_SET TASK:_ Update the records by writing "national government" wherever "central government" occurs. Leave every other part of each line unchanged.

Part of a data file

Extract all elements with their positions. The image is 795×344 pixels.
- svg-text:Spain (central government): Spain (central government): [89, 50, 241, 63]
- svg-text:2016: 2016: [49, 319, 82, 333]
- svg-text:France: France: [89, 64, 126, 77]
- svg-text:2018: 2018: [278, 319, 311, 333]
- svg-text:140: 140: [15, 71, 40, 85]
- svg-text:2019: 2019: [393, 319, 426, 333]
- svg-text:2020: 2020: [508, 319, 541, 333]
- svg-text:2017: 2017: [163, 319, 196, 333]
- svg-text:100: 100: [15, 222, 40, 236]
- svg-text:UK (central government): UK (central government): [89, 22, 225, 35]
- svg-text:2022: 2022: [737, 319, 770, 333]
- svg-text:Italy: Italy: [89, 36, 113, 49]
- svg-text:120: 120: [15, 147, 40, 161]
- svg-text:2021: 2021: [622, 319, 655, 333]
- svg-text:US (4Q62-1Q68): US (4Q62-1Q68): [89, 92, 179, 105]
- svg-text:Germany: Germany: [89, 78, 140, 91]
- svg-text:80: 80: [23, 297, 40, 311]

_ANSWER IN FULL:_
Extract all elements with their positions. The image is 795×344 pixels.
- svg-text:Spain (national government): Spain (national government): [89, 50, 241, 63]
- svg-text:2016: 2016: [49, 319, 82, 333]
- svg-text:France: France: [89, 64, 126, 77]
- svg-text:2018: 2018: [278, 319, 311, 333]
- svg-text:140: 140: [15, 71, 40, 85]
- svg-text:2019: 2019: [393, 319, 426, 333]
- svg-text:2020: 2020: [508, 319, 541, 333]
- svg-text:2017: 2017: [163, 319, 196, 333]
- svg-text:100: 100: [15, 222, 40, 236]
- svg-text:UK (national government): UK (national government): [89, 22, 225, 35]
- svg-text:2022: 2022: [737, 319, 770, 333]
- svg-text:Italy: Italy: [89, 36, 113, 49]
- svg-text:120: 120: [15, 147, 40, 161]
- svg-text:2021: 2021: [622, 319, 655, 333]
- svg-text:US (4Q62-1Q68): US (4Q62-1Q68): [89, 92, 179, 105]
- svg-text:Germany: Germany: [89, 78, 140, 91]
- svg-text:80: 80: [23, 297, 40, 311]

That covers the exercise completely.